* BEGIN RECORDED INFORMATION *

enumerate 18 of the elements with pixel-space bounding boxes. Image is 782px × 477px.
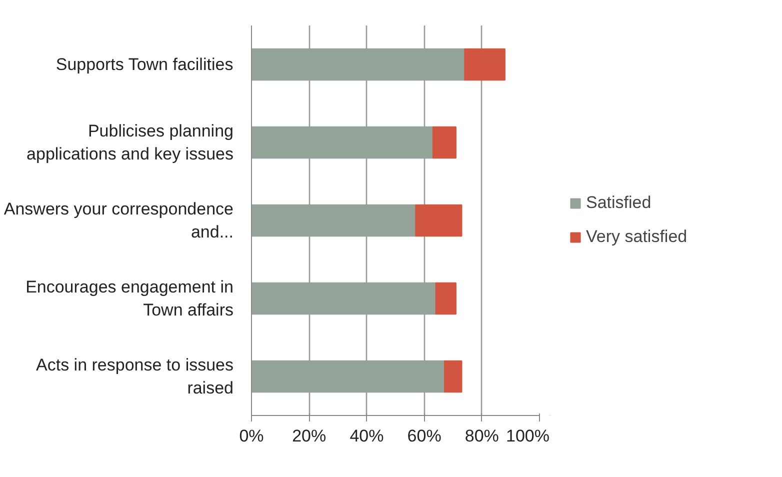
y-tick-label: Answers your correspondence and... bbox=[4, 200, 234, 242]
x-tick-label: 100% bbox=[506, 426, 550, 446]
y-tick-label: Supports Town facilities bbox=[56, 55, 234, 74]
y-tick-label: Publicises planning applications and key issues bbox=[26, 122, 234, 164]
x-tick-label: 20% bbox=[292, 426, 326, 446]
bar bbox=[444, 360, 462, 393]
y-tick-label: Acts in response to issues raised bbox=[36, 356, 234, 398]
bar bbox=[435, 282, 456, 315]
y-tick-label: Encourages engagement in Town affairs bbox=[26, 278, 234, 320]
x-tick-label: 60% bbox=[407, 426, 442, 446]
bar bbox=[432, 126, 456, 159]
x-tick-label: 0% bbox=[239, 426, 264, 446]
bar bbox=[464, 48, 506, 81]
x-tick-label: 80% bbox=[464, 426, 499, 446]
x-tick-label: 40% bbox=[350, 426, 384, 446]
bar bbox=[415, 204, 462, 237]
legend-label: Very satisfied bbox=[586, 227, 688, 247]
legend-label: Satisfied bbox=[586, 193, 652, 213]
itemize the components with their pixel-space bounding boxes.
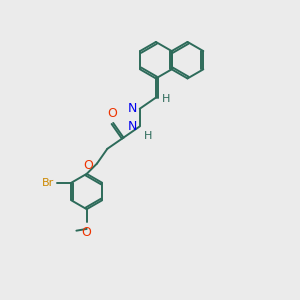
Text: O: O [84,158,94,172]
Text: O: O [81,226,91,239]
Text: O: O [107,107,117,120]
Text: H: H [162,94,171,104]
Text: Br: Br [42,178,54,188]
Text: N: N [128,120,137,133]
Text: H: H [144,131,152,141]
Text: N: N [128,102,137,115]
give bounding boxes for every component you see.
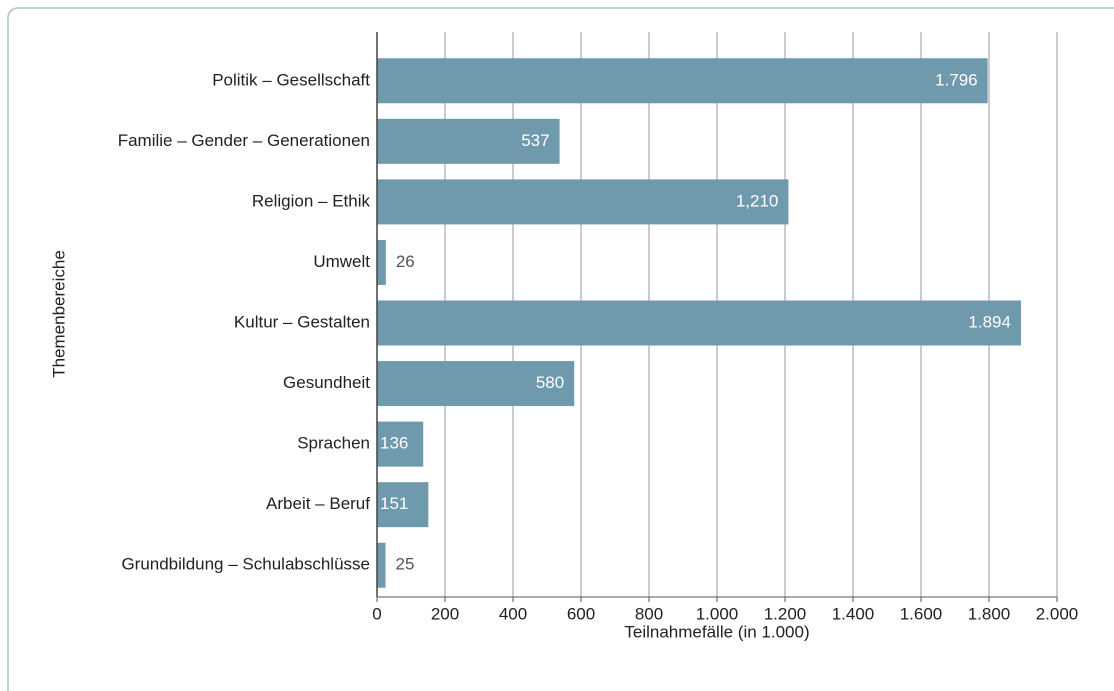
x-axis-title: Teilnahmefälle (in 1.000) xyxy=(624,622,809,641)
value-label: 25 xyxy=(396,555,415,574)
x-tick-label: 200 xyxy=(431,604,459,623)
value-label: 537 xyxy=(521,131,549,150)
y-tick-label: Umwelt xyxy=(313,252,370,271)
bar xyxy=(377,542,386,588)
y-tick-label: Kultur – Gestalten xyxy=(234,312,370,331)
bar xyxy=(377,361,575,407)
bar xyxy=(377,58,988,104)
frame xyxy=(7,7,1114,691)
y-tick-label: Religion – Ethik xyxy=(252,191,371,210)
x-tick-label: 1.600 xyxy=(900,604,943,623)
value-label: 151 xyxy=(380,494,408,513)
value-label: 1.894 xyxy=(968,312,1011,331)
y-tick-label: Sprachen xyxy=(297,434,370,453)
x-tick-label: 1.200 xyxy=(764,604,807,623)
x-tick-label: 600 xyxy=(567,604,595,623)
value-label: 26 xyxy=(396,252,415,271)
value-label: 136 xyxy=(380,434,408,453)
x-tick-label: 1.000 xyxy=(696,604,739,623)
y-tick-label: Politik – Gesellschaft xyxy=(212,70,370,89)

* END RECORDED INFORMATION *

▸ **REQUIREMENT**:
Rewrite all the rows above, replacing "y-tick-label" with "y-axis-label" everywhere and leaving everything else unchanged. Omit the pictures.

▸ **ANSWER TO THE EXERCISE**:
enumerate 18 of the elements with pixel-space bounding boxes. Image is 782px × 477px.
y-axis-label: Answers your correspondence and... bbox=[4, 200, 234, 242]
x-tick-label: 100% bbox=[506, 426, 550, 446]
y-axis-label: Supports Town facilities bbox=[56, 55, 234, 74]
y-axis-label: Publicises planning applications and key issues bbox=[26, 122, 234, 164]
x-tick-label: 20% bbox=[292, 426, 326, 446]
bar bbox=[444, 360, 462, 393]
y-axis-label: Acts in response to issues raised bbox=[36, 356, 234, 398]
bar bbox=[435, 282, 456, 315]
y-axis-label: Encourages engagement in Town affairs bbox=[26, 278, 234, 320]
x-tick-label: 60% bbox=[407, 426, 442, 446]
bar bbox=[432, 126, 456, 159]
x-tick-label: 0% bbox=[239, 426, 264, 446]
bar bbox=[464, 48, 506, 81]
x-tick-label: 80% bbox=[464, 426, 499, 446]
x-tick-label: 40% bbox=[350, 426, 384, 446]
bar bbox=[415, 204, 462, 237]
legend-label: Very satisfied bbox=[586, 227, 688, 247]
legend-label: Satisfied bbox=[586, 193, 652, 213]
itemize the components with their pixel-space bounding boxes.
Text: O: O [84,158,94,172]
Text: O: O [81,226,91,239]
Text: O: O [107,107,117,120]
Text: H: H [162,94,171,104]
Text: Br: Br [42,178,54,188]
Text: N: N [128,120,137,133]
Text: H: H [144,131,152,141]
Text: N: N [128,102,137,115]
give bounding boxes for every component you see.
x-axis-title: Teilnahmefälle (in 1.000) xyxy=(624,622,809,641)
value-label: 25 xyxy=(396,555,415,574)
x-tick-label: 200 xyxy=(431,604,459,623)
value-label: 537 xyxy=(521,131,549,150)
y-axis-label: Umwelt xyxy=(313,252,370,271)
bar xyxy=(377,542,386,588)
y-axis-label: Kultur – Gestalten xyxy=(234,312,370,331)
bar xyxy=(377,361,575,407)
bar xyxy=(377,58,988,104)
frame xyxy=(7,7,1114,691)
y-axis-label: Religion – Ethik xyxy=(252,191,371,210)
x-tick-label: 1.600 xyxy=(900,604,943,623)
value-label: 151 xyxy=(380,494,408,513)
value-label: 1.894 xyxy=(968,312,1011,331)
y-axis-label: Sprachen xyxy=(297,434,370,453)
x-tick-label: 1.200 xyxy=(764,604,807,623)
x-tick-label: 600 xyxy=(567,604,595,623)
value-label: 26 xyxy=(396,252,415,271)
value-label: 136 xyxy=(380,434,408,453)
x-tick-label: 1.000 xyxy=(696,604,739,623)
y-axis-label: Politik – Gesellschaft xyxy=(212,70,370,89)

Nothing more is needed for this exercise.